WRITTEN TASK >> Give exactly the lines from the one with "Read this page and output its text content." through the final line of the listing below, both included, leaving out any pictures.

SUPPLIED RECORDS >>
————
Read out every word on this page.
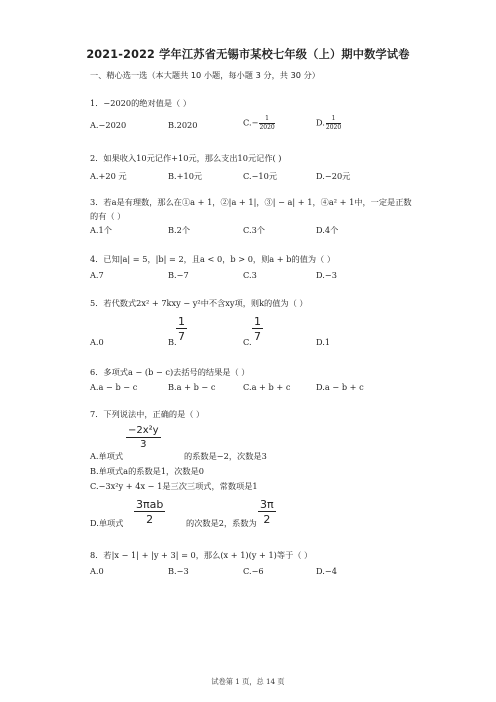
2021-2022 学年江苏省无锡市某校七年级（上）期中数学试卷
一、精心选一选（本大题共 10 小题，每小题 3 分，共 30 分）
1．−2020的绝对值是（ ）
A.−2020	B.2020	$C.- \frac{1}{2020}$	D. $\frac{1}{2020}$
2．如果收入10元记作+10元，那么支出10元记作( )
A.+20 元	B.+10元	C.−10元	D.−20元
3．若a是有理数，那么在①a + 1，②|a + 1|，③| − a| + 1，④a² + 1中，一定是正数
的有（ ）
A.1个	B.2个	C.3个	D.4个
4．已知|a| = 5，|b| = 2，且a < 0，b > 0，则a + b的值为（ ）
A.7	B.−7	C.3	D.−3
5．若代数式2x² + 7kxy − y²中不含xy项，则k的值为（ ）
A.0	B. $\frac{1}{7}$	C. $\frac{1}{7}$	D.1
6．多项式a − (b − c)去括号的结果是（ ）
A.a − b − c	B.a + b − c	C.a + b + c	D.a − b + c
7．下列说法中，正确的是（ ）
$\frac{\text{−2x²y}}{3}$
A.单项式	的系数是−2，次数是3
B.单项式a的系数是1，次数是0
C.−3x²y + 4x − 1是三次三项式，常数项是1
D.单项式
3πab
2	的次数是2，系数为 $\frac{3\pi}{2}$
8．若|x − 1| + |y + 3| = 0，那么(x + 1)(y + 1)等于（ ）
A.0	B.−3	C.−6	D.−4
试卷第 1 页，总 14 页
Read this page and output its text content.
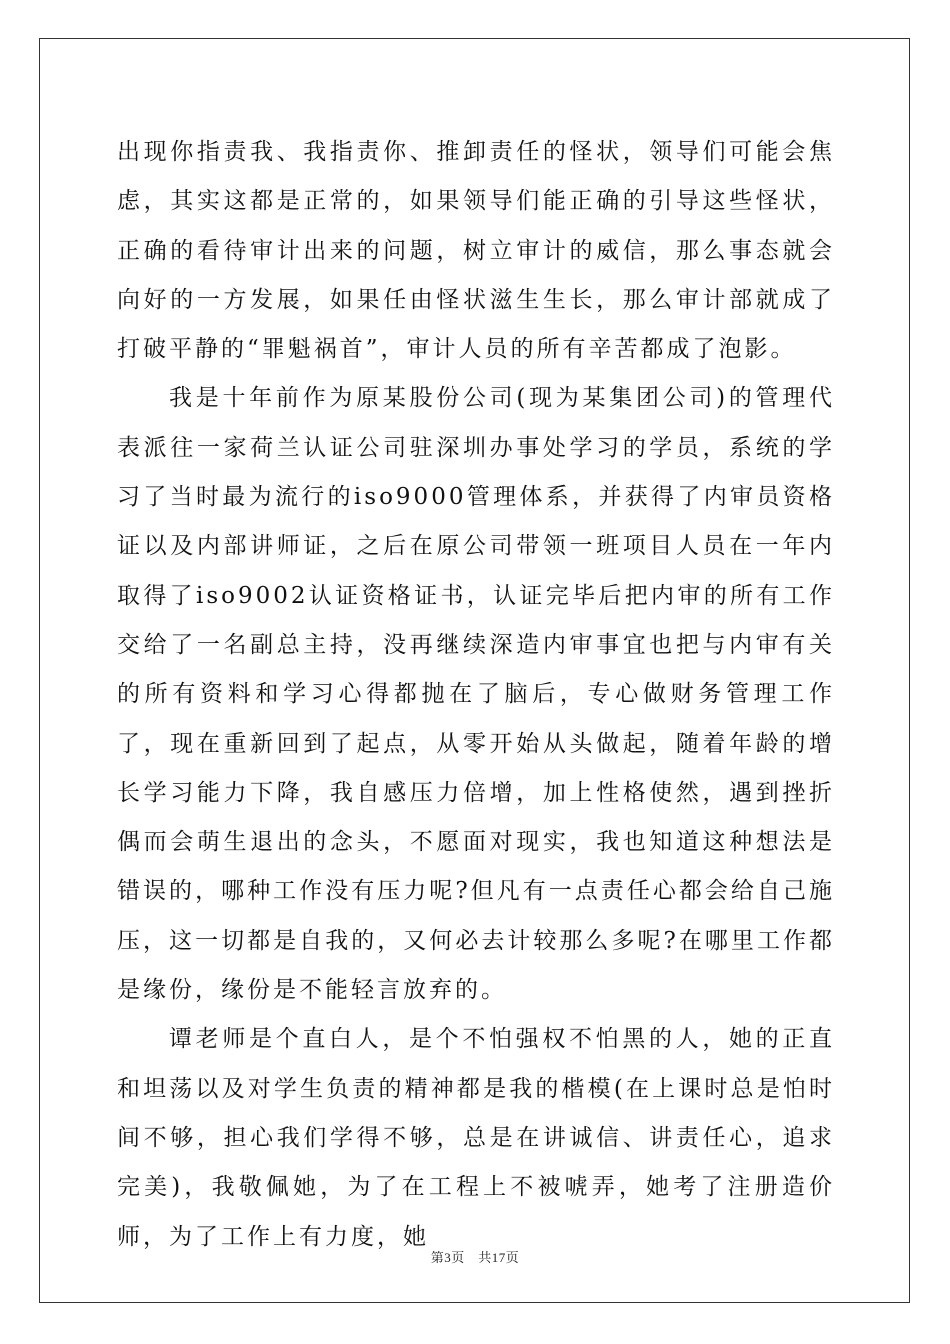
出现你指责我、我指责你、推卸责任的怪状，领导们可能会焦虑，其实这都是正常的，如果领导们能正确的引导这些怪状，正确的看待审计出来的问题，树立审计的威信，那么事态就会向好的一方发展，如果任由怪状滋生生长，那么审计部就成了打破平静的“罪魁祸首”，审计人员的所有辛苦都成了泡影。

我是十年前作为原某股份公司(现为某集团公司)的管理代表派往一家荷兰认证公司驻深圳办事处学习的学员，系统的学习了当时最为流行的iso9000管理体系，并获得了内审员资格证以及内部讲师证，之后在原公司带领一班项目人员在一年内取得了iso9002认证资格证书，认证完毕后把内审的所有工作交给了一名副总主持，没再继续深造内审事宜也把与内审有关的所有资料和学习心得都抛在了脑后，专心做财务管理工作了，现在重新回到了起点，从零开始从头做起，随着年龄的增长学习能力下降，我自感压力倍增，加上性格使然，遇到挫折偶而会萌生退出的念头，不愿面对现实，我也知道这种想法是错误的，哪种工作没有压力呢?但凡有一点责任心都会给自己施压，这一切都是自我的，又何必去计较那么多呢?在哪里工作都是缘份，缘份是不能轻言放弃的。

谭老师是个直白人，是个不怕强权不怕黑的人，她的正直和坦荡以及对学生负责的精神都是我的楷模(在上课时总是怕时间不够，担心我们学得不够，总是在讲诚信、讲责任心，追求完美)，我敬佩她，为了在工程上不被唬弄，她考了注册造价师，为了工作上有力度，她

第3页　共17页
————
TASK RESPONSE >>
Read this page and output its text content.
出现你指责我、我指责你、推卸责任的怪状，领导们可能会焦虑，其实这都是正常的，如果领导们能正确的引导这些怪状，正确的看待审计出来的问题，树立审计的威信，那么事态就会向好的一方发展，如果任由怪状滋生生长，那么审计部就成了打破平静的“罪魁祸首”，审计人员的所有辛苦都成了泡影。

我是十年前作为原某股份公司(现为某集团公司)的管理代表派往一家荷兰认证公司驻深圳办事处学习的学员，系统的学习了当时最为流行的iso9000管理体系，并获得了内审员资格证以及内部讲师证，之后在原公司带领一班项目人员在一年内取得了iso9002认证资格证书，认证完毕后把内审的所有工作交给了一名副总主持，没再继续深造内审事宜也把与内审有关的所有资料和学习心得都抛在了脑后，专心做财务管理工作了，现在重新回到了起点，从零开始从头做起，随着年龄的增长学习能力下降，我自感压力倍增，加上性格使然，遇到挫折偶而会萌生退出的念头，不愿面对现实，我也知道这种想法是错误的，哪种工作没有压力呢?但凡有一点责任心都会给自己施压，这一切都是自我的，又何必去计较那么多呢?在哪里工作都是缘份，缘份是不能轻言放弃的。

谭老师是个直白人，是个不怕强权不怕黑的人，她的正直和坦荡以及对学生负责的精神都是我的楷模(在上课时总是怕时间不够，担心我们学得不够，总是在讲诚信、讲责任心，追求完美)，我敬佩她，为了在工程上不被唬弄，她考了注册造价师，为了工作上有力度，她

第3页　共17页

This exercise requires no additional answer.